Line count for the string "infördes": state how many lines in the records below hold it, giving only the number.
====== Dataset content ======
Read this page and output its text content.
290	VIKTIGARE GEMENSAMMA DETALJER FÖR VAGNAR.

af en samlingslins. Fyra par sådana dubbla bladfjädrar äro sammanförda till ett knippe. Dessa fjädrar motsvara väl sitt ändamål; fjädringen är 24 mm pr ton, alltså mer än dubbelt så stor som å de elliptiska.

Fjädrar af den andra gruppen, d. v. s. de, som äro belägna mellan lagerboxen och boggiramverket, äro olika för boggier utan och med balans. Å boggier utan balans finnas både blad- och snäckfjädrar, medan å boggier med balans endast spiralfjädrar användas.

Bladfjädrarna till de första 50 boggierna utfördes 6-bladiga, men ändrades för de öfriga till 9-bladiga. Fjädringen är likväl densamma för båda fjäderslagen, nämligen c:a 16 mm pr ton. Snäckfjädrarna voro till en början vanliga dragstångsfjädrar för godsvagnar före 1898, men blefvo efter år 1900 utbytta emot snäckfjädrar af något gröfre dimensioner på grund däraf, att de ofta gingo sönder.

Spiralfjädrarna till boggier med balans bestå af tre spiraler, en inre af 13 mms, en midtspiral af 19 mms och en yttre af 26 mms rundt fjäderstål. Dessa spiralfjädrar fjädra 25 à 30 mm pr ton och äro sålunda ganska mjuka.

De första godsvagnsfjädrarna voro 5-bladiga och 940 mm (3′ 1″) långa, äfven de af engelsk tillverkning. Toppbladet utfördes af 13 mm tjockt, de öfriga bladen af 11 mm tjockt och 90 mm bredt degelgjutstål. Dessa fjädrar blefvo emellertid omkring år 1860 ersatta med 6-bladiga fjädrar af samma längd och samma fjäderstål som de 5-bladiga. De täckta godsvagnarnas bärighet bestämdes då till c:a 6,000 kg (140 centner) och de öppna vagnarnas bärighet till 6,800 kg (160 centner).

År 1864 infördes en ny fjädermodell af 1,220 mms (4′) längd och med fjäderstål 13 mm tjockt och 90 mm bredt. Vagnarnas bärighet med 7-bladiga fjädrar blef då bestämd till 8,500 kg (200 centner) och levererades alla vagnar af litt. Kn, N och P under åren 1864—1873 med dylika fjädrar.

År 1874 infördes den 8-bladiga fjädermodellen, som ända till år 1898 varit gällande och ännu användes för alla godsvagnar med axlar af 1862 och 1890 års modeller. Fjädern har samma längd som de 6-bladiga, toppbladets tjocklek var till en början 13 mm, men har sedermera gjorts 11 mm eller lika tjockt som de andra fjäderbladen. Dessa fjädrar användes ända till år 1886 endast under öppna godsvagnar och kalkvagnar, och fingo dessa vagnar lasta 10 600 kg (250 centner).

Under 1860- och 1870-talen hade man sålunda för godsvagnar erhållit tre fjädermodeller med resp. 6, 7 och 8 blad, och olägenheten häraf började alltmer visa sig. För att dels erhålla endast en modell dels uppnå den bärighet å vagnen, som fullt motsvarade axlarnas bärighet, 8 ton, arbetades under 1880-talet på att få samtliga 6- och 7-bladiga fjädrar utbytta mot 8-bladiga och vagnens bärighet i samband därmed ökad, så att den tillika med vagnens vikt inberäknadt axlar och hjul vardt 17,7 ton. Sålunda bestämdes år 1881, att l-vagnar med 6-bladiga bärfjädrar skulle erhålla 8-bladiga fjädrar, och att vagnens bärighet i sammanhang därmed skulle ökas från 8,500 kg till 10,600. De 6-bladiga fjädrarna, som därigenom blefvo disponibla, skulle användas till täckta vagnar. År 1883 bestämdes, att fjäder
======
#### Reply to the exercise
2